What needs to be done
Output the lines from the line with "ordinal-equation-2: . ." to the line with "article-title bbox=[103, 63, 548, 161]" exactly as they appear.

══ Dataset records

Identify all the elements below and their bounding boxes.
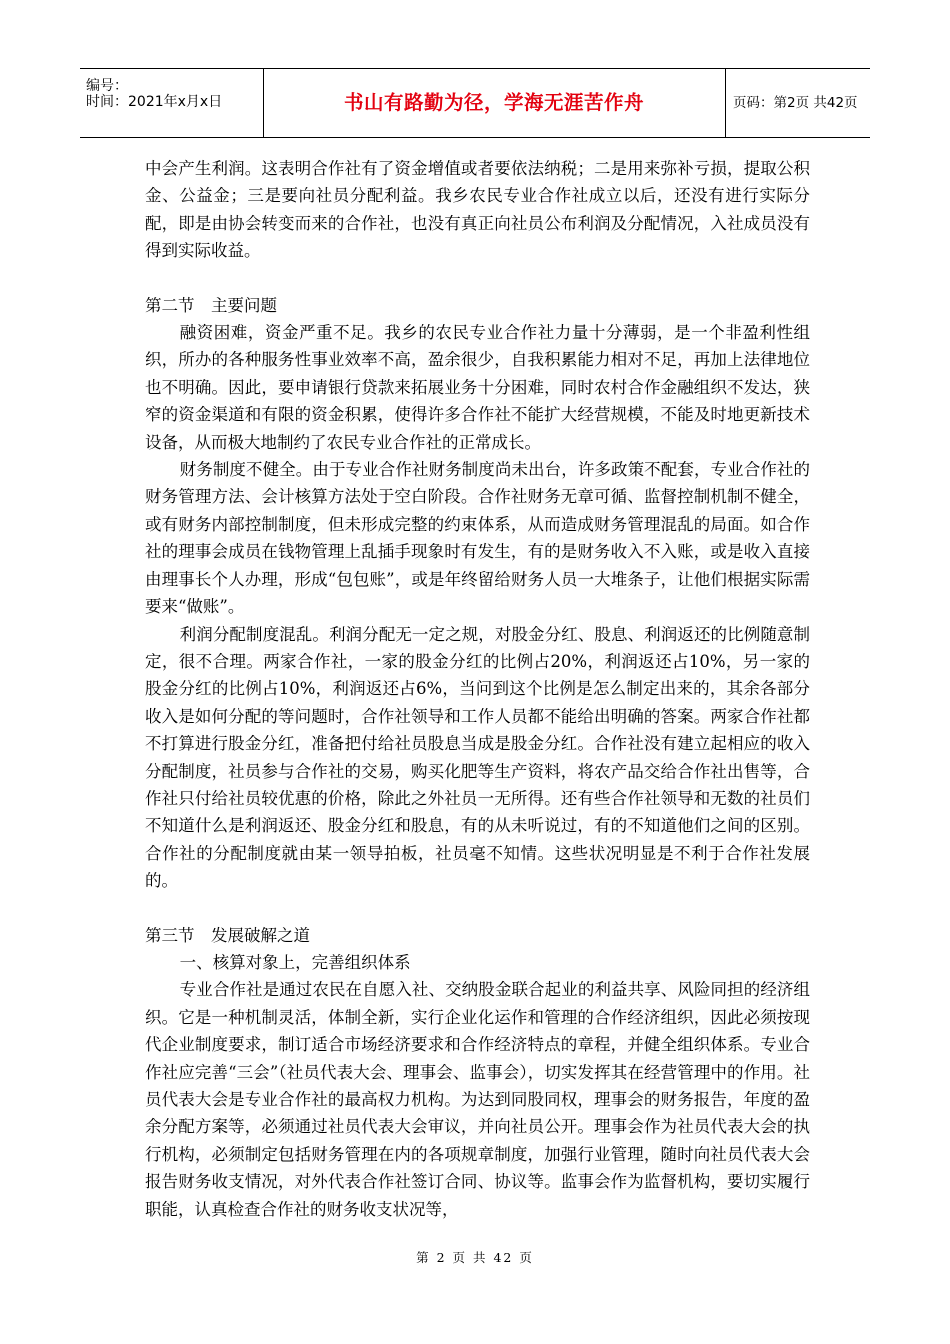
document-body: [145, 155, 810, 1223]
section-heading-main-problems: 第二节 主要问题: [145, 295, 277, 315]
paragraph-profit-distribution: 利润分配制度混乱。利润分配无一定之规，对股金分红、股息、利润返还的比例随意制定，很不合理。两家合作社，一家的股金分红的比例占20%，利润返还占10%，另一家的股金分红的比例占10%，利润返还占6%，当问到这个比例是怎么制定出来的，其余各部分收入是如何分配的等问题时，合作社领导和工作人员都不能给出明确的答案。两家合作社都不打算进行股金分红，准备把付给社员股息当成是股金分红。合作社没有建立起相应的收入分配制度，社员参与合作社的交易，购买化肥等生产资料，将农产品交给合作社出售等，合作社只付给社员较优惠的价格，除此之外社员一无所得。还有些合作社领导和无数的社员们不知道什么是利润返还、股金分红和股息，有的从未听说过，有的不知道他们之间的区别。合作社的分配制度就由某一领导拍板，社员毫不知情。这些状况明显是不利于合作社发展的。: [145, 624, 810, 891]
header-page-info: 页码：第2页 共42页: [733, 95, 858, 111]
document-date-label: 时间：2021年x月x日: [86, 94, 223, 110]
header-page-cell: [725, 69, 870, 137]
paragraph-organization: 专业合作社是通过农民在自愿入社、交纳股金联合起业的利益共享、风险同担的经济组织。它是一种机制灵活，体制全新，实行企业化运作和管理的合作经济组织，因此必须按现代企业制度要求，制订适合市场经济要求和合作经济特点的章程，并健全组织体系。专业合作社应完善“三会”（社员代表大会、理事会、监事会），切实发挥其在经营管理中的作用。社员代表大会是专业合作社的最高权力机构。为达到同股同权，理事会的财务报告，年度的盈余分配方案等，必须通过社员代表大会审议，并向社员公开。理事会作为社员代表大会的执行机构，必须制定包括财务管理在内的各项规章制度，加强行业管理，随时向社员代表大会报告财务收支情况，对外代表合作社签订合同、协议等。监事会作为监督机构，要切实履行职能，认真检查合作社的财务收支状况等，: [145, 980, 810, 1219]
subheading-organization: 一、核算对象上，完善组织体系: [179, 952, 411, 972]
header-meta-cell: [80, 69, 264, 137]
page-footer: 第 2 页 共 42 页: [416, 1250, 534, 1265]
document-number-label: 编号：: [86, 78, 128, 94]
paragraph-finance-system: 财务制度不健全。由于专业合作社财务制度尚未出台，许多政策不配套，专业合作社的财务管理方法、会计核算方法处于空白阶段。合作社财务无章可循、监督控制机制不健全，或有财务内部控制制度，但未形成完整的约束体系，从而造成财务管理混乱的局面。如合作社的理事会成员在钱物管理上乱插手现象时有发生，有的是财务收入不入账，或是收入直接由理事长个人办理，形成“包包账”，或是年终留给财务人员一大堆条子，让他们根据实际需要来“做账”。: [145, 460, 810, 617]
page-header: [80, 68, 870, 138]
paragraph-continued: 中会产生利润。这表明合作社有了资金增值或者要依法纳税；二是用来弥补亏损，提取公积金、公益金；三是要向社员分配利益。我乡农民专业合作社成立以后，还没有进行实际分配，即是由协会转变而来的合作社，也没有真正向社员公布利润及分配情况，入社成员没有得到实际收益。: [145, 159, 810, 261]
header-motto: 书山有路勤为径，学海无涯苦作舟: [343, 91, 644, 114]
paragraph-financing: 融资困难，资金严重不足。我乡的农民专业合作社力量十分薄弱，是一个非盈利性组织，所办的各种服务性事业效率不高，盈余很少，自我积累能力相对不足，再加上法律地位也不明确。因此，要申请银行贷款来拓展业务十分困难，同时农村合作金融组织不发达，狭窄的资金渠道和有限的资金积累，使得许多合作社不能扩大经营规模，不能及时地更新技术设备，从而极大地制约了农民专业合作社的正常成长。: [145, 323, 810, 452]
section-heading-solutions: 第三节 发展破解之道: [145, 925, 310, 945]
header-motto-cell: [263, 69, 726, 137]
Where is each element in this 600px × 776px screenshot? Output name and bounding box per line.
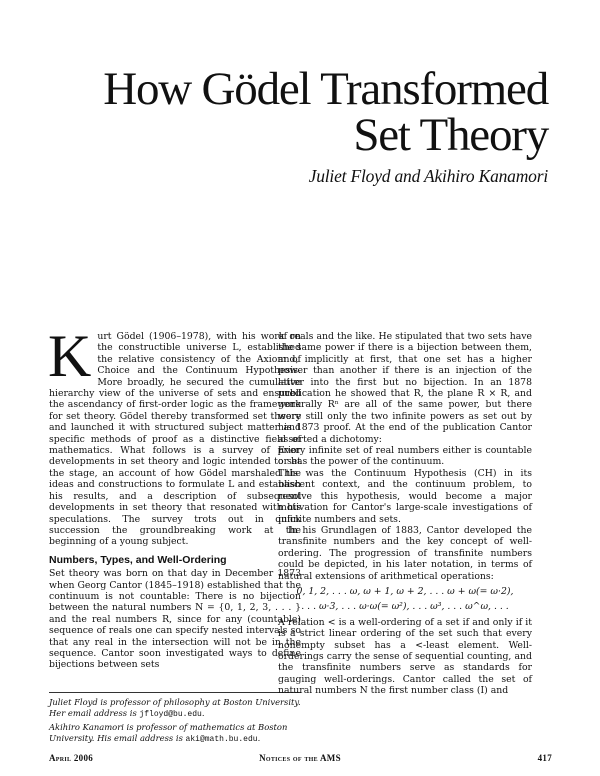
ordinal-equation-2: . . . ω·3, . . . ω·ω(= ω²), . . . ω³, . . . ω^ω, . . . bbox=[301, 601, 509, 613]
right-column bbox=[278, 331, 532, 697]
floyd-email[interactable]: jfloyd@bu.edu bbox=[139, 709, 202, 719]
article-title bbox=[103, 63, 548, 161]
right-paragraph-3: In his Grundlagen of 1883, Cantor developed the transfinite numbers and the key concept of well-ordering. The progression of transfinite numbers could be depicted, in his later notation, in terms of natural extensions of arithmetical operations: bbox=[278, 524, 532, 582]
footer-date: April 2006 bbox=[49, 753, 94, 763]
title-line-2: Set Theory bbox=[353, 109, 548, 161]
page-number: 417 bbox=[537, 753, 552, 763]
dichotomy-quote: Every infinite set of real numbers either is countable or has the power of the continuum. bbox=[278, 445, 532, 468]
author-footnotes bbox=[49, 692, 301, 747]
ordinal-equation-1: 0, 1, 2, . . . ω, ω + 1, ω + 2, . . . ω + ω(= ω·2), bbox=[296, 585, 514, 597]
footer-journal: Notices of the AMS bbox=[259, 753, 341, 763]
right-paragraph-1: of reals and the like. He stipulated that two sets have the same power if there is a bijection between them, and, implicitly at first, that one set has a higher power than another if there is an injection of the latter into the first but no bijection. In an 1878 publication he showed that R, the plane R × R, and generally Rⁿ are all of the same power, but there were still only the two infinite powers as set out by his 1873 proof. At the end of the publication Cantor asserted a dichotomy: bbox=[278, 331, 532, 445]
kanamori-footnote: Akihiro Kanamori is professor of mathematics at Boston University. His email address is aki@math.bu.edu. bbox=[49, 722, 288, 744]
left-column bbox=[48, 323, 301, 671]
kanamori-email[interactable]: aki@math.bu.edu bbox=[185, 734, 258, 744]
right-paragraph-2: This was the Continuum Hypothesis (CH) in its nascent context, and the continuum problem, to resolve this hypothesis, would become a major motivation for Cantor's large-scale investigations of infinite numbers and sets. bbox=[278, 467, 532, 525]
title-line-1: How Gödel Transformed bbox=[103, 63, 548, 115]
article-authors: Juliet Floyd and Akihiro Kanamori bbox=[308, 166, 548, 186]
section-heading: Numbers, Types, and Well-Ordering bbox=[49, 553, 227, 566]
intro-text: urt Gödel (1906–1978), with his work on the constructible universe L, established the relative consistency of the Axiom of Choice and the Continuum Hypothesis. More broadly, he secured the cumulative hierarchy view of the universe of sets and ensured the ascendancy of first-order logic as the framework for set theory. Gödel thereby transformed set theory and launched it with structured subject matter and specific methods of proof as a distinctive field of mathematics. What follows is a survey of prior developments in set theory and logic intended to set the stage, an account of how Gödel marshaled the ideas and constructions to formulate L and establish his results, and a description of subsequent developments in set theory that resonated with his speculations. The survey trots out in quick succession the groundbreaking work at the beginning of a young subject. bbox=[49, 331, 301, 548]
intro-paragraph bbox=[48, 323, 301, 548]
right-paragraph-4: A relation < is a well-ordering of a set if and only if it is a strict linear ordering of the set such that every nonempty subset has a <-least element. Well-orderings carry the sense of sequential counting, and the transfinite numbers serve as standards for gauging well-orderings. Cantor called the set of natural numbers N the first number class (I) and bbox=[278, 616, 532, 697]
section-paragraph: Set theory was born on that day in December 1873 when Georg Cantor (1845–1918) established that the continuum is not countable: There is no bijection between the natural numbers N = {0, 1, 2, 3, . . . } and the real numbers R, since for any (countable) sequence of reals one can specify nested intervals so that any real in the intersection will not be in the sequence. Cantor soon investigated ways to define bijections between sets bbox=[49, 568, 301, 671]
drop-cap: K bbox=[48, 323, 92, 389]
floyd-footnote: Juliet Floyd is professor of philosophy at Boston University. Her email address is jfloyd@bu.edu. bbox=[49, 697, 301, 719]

════

Full solution
ordinal-equation-2: . . . ω·3, . . . ω·ω(= ω²), . . . ω³, . . . ω^ω, . . . bbox=[301, 601, 509, 613]
right-column bbox=[278, 331, 532, 697]
floyd-email[interactable]: jfloyd@bu.edu bbox=[139, 709, 202, 719]
article-title bbox=[103, 63, 548, 161]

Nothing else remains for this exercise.